## [Description of the task]
Write out the data below exactly as given, without any of its pictures.

Dataset listings of figures:
|---|
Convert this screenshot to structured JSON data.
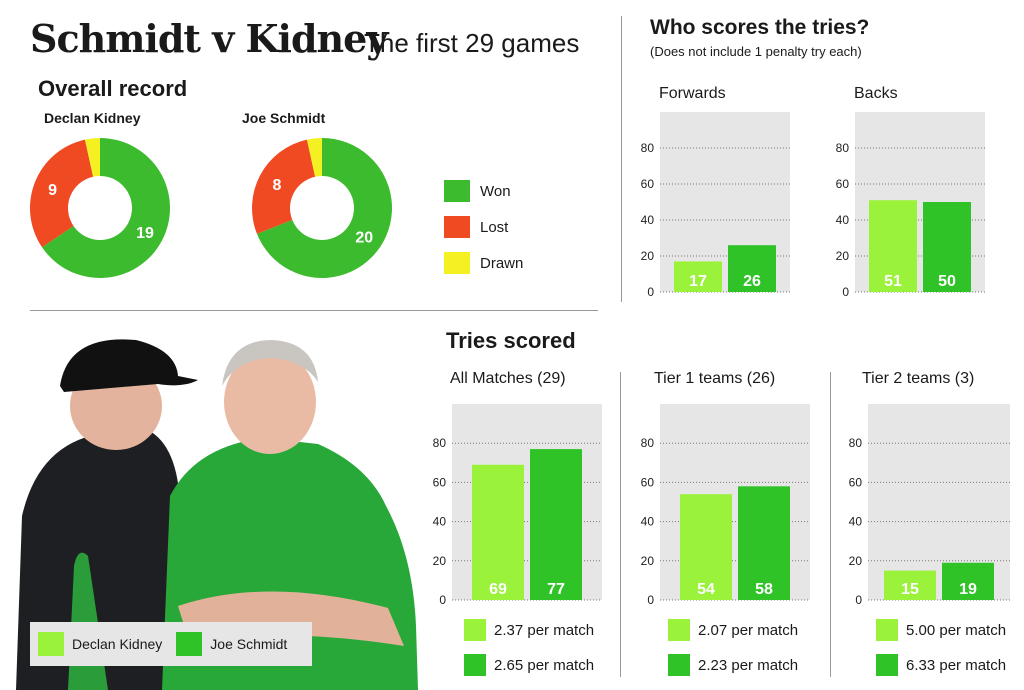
{
  "title": "Schmidt v Kidney",
  "subtitle": "The first 29 games",
  "overall": {
    "heading": "Overall record",
    "legend": [
      "Won",
      "Lost",
      "Drawn"
    ]
  },
  "tries_section": {
    "heading": "Who scores the tries?",
    "note": "(Does not include 1 penalty try each)"
  },
  "scored_section": {
    "heading": "Tries scored"
  },
  "photo_legend": [
    "Declan Kidney",
    "Joe Schmidt"
  ],
  "colors": {
    "won": "#3dbb2e",
    "lost": "#f04a23",
    "drawn": "#f5f021",
    "kidney": "#9bf23a",
    "schmidt": "#2fc327",
    "panel": "#e6e6e6"
  },
  "chart_data": [
    {
      "type": "pie",
      "title": "Declan Kidney",
      "categories": [
        "Won",
        "Lost",
        "Drawn"
      ],
      "values": [
        19,
        9,
        1
      ]
    },
    {
      "type": "pie",
      "title": "Joe Schmidt",
      "categories": [
        "Won",
        "Lost",
        "Drawn"
      ],
      "values": [
        20,
        8,
        1
      ]
    },
    {
      "type": "bar",
      "title": "Forwards",
      "categories": [
        "Declan Kidney",
        "Joe Schmidt"
      ],
      "values": [
        17,
        26
      ],
      "yticks": [
        0,
        20,
        40,
        60,
        80
      ],
      "ylim": [
        0,
        100
      ]
    },
    {
      "type": "bar",
      "title": "Backs",
      "categories": [
        "Declan Kidney",
        "Joe Schmidt"
      ],
      "values": [
        51,
        50
      ],
      "yticks": [
        0,
        20,
        40,
        60,
        80
      ],
      "ylim": [
        0,
        100
      ]
    },
    {
      "type": "bar",
      "title": "All Matches (29)",
      "categories": [
        "Declan Kidney",
        "Joe Schmidt"
      ],
      "values": [
        69,
        77
      ],
      "per_match": [
        "2.37 per match",
        "2.65 per match"
      ],
      "yticks": [
        0,
        20,
        40,
        60,
        80
      ],
      "ylim": [
        0,
        100
      ]
    },
    {
      "type": "bar",
      "title": "Tier 1 teams (26)",
      "categories": [
        "Declan Kidney",
        "Joe Schmidt"
      ],
      "values": [
        54,
        58
      ],
      "per_match": [
        "2.07 per match",
        "2.23 per match"
      ],
      "yticks": [
        0,
        20,
        40,
        60,
        80
      ],
      "ylim": [
        0,
        100
      ]
    },
    {
      "type": "bar",
      "title": "Tier 2 teams (3)",
      "categories": [
        "Declan Kidney",
        "Joe Schmidt"
      ],
      "values": [
        15,
        19
      ],
      "per_match": [
        "5.00 per match",
        "6.33 per match"
      ],
      "yticks": [
        0,
        20,
        40,
        60,
        80
      ],
      "ylim": [
        0,
        100
      ]
    }
  ]
}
|---|
## [Result below]
Convert this screenshot to structured JSON data.
{
  "title": "Schmidt v Kidney",
  "subtitle": "The first 29 games",
  "overall": {
    "heading": "Overall record",
    "legend": [
      "Won",
      "Lost",
      "Drawn"
    ]
  },
  "tries_section": {
    "heading": "Who scores the tries?",
    "note": "(Does not include 1 penalty try each)"
  },
  "scored_section": {
    "heading": "Tries scored"
  },
  "photo_legend": [
    "Declan Kidney",
    "Joe Schmidt"
  ],
  "colors": {
    "won": "#3dbb2e",
    "lost": "#f04a23",
    "drawn": "#f5f021",
    "kidney": "#9bf23a",
    "schmidt": "#2fc327",
    "panel": "#e6e6e6"
  },
  "chart_data": [
    {
      "type": "pie",
      "title": "Declan Kidney",
      "categories": [
        "Won",
        "Lost",
        "Drawn"
      ],
      "values": [
        19,
        9,
        1
      ]
    },
    {
      "type": "pie",
      "title": "Joe Schmidt",
      "categories": [
        "Won",
        "Lost",
        "Drawn"
      ],
      "values": [
        20,
        8,
        1
      ]
    },
    {
      "type": "bar",
      "title": "Forwards",
      "categories": [
        "Declan Kidney",
        "Joe Schmidt"
      ],
      "values": [
        17,
        26
      ],
      "yticks": [
        0,
        20,
        40,
        60,
        80
      ],
      "ylim": [
        0,
        100
      ]
    },
    {
      "type": "bar",
      "title": "Backs",
      "categories": [
        "Declan Kidney",
        "Joe Schmidt"
      ],
      "values": [
        51,
        50
      ],
      "yticks": [
        0,
        20,
        40,
        60,
        80
      ],
      "ylim": [
        0,
        100
      ]
    },
    {
      "type": "bar",
      "title": "All Matches (29)",
      "categories": [
        "Declan Kidney",
        "Joe Schmidt"
      ],
      "values": [
        69,
        77
      ],
      "per_match": [
        "2.37 per match",
        "2.65 per match"
      ],
      "yticks": [
        0,
        20,
        40,
        60,
        80
      ],
      "ylim": [
        0,
        100
      ]
    },
    {
      "type": "bar",
      "title": "Tier 1 teams (26)",
      "categories": [
        "Declan Kidney",
        "Joe Schmidt"
      ],
      "values": [
        54,
        58
      ],
      "per_match": [
        "2.07 per match",
        "2.23 per match"
      ],
      "yticks": [
        0,
        20,
        40,
        60,
        80
      ],
      "ylim": [
        0,
        100
      ]
    },
    {
      "type": "bar",
      "title": "Tier 2 teams (3)",
      "categories": [
        "Declan Kidney",
        "Joe Schmidt"
      ],
      "values": [
        15,
        19
      ],
      "per_match": [
        "5.00 per match",
        "6.33 per match"
      ],
      "yticks": [
        0,
        20,
        40,
        60,
        80
      ],
      "ylim": [
        0,
        100
      ]
    }
  ]
}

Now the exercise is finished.